— begin Input data —

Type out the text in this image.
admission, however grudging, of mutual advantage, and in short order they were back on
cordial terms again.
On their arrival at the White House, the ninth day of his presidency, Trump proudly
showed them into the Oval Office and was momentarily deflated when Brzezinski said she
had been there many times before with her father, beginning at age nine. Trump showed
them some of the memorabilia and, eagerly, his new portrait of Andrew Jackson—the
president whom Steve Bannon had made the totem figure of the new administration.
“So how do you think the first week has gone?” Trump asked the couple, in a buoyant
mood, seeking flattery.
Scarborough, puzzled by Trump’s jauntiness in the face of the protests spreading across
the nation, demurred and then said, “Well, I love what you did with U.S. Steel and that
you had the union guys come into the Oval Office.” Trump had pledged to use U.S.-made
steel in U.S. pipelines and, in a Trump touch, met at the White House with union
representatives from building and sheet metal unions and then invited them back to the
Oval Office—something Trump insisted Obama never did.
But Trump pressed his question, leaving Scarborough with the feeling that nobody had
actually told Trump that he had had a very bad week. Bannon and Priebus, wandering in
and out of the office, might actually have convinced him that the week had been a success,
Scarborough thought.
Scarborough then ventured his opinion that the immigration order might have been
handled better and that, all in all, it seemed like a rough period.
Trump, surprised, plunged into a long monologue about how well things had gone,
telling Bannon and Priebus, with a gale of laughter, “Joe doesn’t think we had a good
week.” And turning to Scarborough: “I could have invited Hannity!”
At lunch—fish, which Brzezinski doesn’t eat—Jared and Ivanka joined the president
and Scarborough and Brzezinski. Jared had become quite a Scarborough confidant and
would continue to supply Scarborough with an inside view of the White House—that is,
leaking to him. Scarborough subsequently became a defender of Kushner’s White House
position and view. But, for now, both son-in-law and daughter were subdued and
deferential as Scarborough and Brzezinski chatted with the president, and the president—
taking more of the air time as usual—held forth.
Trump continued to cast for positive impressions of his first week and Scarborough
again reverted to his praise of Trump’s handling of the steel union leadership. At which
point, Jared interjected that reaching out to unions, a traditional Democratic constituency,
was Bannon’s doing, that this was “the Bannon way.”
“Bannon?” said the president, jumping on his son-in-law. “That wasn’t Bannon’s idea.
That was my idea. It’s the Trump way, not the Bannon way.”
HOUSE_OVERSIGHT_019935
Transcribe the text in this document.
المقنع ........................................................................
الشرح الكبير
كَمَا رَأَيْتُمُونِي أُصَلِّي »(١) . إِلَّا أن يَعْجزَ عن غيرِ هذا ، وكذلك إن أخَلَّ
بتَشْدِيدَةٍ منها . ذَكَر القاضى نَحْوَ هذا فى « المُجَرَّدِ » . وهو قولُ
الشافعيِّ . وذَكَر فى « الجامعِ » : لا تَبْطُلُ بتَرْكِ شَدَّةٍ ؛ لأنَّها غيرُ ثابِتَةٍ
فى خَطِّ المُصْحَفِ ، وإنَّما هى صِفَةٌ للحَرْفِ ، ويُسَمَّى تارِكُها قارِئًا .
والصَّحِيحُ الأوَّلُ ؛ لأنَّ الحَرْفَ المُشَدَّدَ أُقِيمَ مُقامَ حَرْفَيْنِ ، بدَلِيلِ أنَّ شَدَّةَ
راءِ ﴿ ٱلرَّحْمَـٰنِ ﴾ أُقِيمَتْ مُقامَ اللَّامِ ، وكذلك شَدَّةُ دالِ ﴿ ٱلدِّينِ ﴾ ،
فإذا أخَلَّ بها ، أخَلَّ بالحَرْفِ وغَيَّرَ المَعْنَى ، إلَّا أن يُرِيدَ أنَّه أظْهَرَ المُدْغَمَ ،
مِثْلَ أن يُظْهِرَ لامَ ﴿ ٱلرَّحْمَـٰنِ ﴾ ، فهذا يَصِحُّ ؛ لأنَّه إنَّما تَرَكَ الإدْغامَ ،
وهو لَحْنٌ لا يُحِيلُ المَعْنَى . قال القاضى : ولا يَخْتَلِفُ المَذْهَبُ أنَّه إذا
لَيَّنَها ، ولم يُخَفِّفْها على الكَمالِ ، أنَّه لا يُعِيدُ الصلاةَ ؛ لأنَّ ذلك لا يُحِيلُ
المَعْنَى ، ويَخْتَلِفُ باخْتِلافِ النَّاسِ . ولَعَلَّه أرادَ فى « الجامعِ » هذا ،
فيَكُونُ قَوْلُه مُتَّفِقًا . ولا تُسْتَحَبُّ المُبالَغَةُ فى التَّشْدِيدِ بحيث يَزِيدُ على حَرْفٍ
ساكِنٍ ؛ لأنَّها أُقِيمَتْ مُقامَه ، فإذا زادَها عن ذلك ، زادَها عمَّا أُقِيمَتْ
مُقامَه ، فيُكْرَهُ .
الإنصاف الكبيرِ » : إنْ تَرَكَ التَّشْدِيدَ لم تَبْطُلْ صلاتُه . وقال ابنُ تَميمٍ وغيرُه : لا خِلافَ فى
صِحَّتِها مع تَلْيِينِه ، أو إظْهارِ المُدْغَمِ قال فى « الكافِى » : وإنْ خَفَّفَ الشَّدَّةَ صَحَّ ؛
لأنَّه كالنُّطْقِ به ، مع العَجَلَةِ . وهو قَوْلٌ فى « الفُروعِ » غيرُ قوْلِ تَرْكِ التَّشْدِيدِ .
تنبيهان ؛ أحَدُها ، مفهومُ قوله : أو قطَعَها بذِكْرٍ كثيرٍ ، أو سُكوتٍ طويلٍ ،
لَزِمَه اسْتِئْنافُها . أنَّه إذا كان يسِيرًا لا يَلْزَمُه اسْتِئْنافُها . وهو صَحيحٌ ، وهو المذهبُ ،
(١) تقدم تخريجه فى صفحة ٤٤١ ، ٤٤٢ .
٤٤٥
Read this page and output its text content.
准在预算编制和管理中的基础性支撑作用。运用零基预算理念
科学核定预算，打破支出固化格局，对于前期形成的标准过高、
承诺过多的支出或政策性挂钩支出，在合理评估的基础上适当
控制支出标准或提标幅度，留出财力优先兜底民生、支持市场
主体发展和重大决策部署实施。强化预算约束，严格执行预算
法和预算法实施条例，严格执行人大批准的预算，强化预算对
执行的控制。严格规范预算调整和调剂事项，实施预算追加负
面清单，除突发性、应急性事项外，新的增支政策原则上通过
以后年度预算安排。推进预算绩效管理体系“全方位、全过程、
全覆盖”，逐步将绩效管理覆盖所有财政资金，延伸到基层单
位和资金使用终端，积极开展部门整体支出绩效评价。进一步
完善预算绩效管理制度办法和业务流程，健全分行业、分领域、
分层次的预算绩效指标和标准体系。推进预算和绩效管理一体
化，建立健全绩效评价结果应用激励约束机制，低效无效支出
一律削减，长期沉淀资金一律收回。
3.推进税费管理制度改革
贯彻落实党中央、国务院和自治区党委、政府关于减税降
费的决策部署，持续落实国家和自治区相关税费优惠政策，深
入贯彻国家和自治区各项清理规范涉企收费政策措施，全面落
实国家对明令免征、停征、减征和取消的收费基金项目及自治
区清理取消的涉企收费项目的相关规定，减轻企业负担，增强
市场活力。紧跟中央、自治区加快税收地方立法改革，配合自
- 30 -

— end Input data —

Problem description: The listing above should be transcribed in full, exactly as written.

Exercise output:
Type out the text in this image.
admission, however grudging, of mutual advantage, and in short order they were back on
cordial terms again.
On their arrival at the White House, the ninth day of his presidency, Trump proudly
showed them into the Oval Office and was momentarily deflated when Brzezinski said she
had been there many times before with her father, beginning at age nine. Trump showed
them some of the memorabilia and, eagerly, his new portrait of Andrew Jackson—the
president whom Steve Bannon had made the totem figure of the new administration.
“So how do you think the first week has gone?” Trump asked the couple, in a buoyant
mood, seeking flattery.
Scarborough, puzzled by Trump’s jauntiness in the face of the protests spreading across
the nation, demurred and then said, “Well, I love what you did with U.S. Steel and that
you had the union guys come into the Oval Office.” Trump had pledged to use U.S.-made
steel in U.S. pipelines and, in a Trump touch, met at the White House with union
representatives from building and sheet metal unions and then invited them back to the
Oval Office—something Trump insisted Obama never did.
But Trump pressed his question, leaving Scarborough with the feeling that nobody had
actually told Trump that he had had a very bad week. Bannon and Priebus, wandering in
and out of the office, might actually have convinced him that the week had been a success,
Scarborough thought.
Scarborough then ventured his opinion that the immigration order might have been
handled better and that, all in all, it seemed like a rough period.
Trump, surprised, plunged into a long monologue about how well things had gone,
telling Bannon and Priebus, with a gale of laughter, “Joe doesn’t think we had a good
week.” And turning to Scarborough: “I could have invited Hannity!”
At lunch—fish, which Brzezinski doesn’t eat—Jared and Ivanka joined the president
and Scarborough and Brzezinski. Jared had become quite a Scarborough confidant and
would continue to supply Scarborough with an inside view of the White House—that is,
leaking to him. Scarborough subsequently became a defender of Kushner’s White House
position and view. But, for now, both son-in-law and daughter were subdued and
deferential as Scarborough and Brzezinski chatted with the president, and the president—
taking more of the air time as usual—held forth.
Trump continued to cast for positive impressions of his first week and Scarborough
again reverted to his praise of Trump’s handling of the steel union leadership. At which
point, Jared interjected that reaching out to unions, a traditional Democratic constituency,
was Bannon’s doing, that this was “the Bannon way.”
“Bannon?” said the president, jumping on his son-in-law. “That wasn’t Bannon’s idea.
That was my idea. It’s the Trump way, not the Bannon way.”
HOUSE_OVERSIGHT_019935
Transcribe the text in this document.
المقنع ........................................................................
الشرح الكبير
كَمَا رَأَيْتُمُونِي أُصَلِّي »(١) . إِلَّا أن يَعْجزَ عن غيرِ هذا ، وكذلك إن أخَلَّ
بتَشْدِيدَةٍ منها . ذَكَر القاضى نَحْوَ هذا فى « المُجَرَّدِ » . وهو قولُ
الشافعيِّ . وذَكَر فى « الجامعِ » : لا تَبْطُلُ بتَرْكِ شَدَّةٍ ؛ لأنَّها غيرُ ثابِتَةٍ
فى خَطِّ المُصْحَفِ ، وإنَّما هى صِفَةٌ للحَرْفِ ، ويُسَمَّى تارِكُها قارِئًا .
والصَّحِيحُ الأوَّلُ ؛ لأنَّ الحَرْفَ المُشَدَّدَ أُقِيمَ مُقامَ حَرْفَيْنِ ، بدَلِيلِ أنَّ شَدَّةَ
راءِ ﴿ ٱلرَّحْمَـٰنِ ﴾ أُقِيمَتْ مُقامَ اللَّامِ ، وكذلك شَدَّةُ دالِ ﴿ ٱلدِّينِ ﴾ ،
فإذا أخَلَّ بها ، أخَلَّ بالحَرْفِ وغَيَّرَ المَعْنَى ، إلَّا أن يُرِيدَ أنَّه أظْهَرَ المُدْغَمَ ،
مِثْلَ أن يُظْهِرَ لامَ ﴿ ٱلرَّحْمَـٰنِ ﴾ ، فهذا يَصِحُّ ؛ لأنَّه إنَّما تَرَكَ الإدْغامَ ،
وهو لَحْنٌ لا يُحِيلُ المَعْنَى . قال القاضى : ولا يَخْتَلِفُ المَذْهَبُ أنَّه إذا
لَيَّنَها ، ولم يُخَفِّفْها على الكَمالِ ، أنَّه لا يُعِيدُ الصلاةَ ؛ لأنَّ ذلك لا يُحِيلُ
المَعْنَى ، ويَخْتَلِفُ باخْتِلافِ النَّاسِ . ولَعَلَّه أرادَ فى « الجامعِ » هذا ،
فيَكُونُ قَوْلُه مُتَّفِقًا . ولا تُسْتَحَبُّ المُبالَغَةُ فى التَّشْدِيدِ بحيث يَزِيدُ على حَرْفٍ
ساكِنٍ ؛ لأنَّها أُقِيمَتْ مُقامَه ، فإذا زادَها عن ذلك ، زادَها عمَّا أُقِيمَتْ
مُقامَه ، فيُكْرَهُ .
الإنصاف الكبيرِ » : إنْ تَرَكَ التَّشْدِيدَ لم تَبْطُلْ صلاتُه . وقال ابنُ تَميمٍ وغيرُه : لا خِلافَ فى
صِحَّتِها مع تَلْيِينِه ، أو إظْهارِ المُدْغَمِ قال فى « الكافِى » : وإنْ خَفَّفَ الشَّدَّةَ صَحَّ ؛
لأنَّه كالنُّطْقِ به ، مع العَجَلَةِ . وهو قَوْلٌ فى « الفُروعِ » غيرُ قوْلِ تَرْكِ التَّشْدِيدِ .
تنبيهان ؛ أحَدُها ، مفهومُ قوله : أو قطَعَها بذِكْرٍ كثيرٍ ، أو سُكوتٍ طويلٍ ،
لَزِمَه اسْتِئْنافُها . أنَّه إذا كان يسِيرًا لا يَلْزَمُه اسْتِئْنافُها . وهو صَحيحٌ ، وهو المذهبُ ،
(١) تقدم تخريجه فى صفحة ٤٤١ ، ٤٤٢ .
٤٤٥
Read this page and output its text content.
准在预算编制和管理中的基础性支撑作用。运用零基预算理念
科学核定预算，打破支出固化格局，对于前期形成的标准过高、
承诺过多的支出或政策性挂钩支出，在合理评估的基础上适当
控制支出标准或提标幅度，留出财力优先兜底民生、支持市场
主体发展和重大决策部署实施。强化预算约束，严格执行预算
法和预算法实施条例，严格执行人大批准的预算，强化预算对
执行的控制。严格规范预算调整和调剂事项，实施预算追加负
面清单，除突发性、应急性事项外，新的增支政策原则上通过
以后年度预算安排。推进预算绩效管理体系“全方位、全过程、
全覆盖”，逐步将绩效管理覆盖所有财政资金，延伸到基层单
位和资金使用终端，积极开展部门整体支出绩效评价。进一步
完善预算绩效管理制度办法和业务流程，健全分行业、分领域、
分层次的预算绩效指标和标准体系。推进预算和绩效管理一体
化，建立健全绩效评价结果应用激励约束机制，低效无效支出
一律削减，长期沉淀资金一律收回。
3.推进税费管理制度改革
贯彻落实党中央、国务院和自治区党委、政府关于减税降
费的决策部署，持续落实国家和自治区相关税费优惠政策，深
入贯彻国家和自治区各项清理规范涉企收费政策措施，全面落
实国家对明令免征、停征、减征和取消的收费基金项目及自治
区清理取消的涉企收费项目的相关规定，减轻企业负担，增强
市场活力。紧跟中央、自治区加快税收地方立法改革，配合自
- 30 -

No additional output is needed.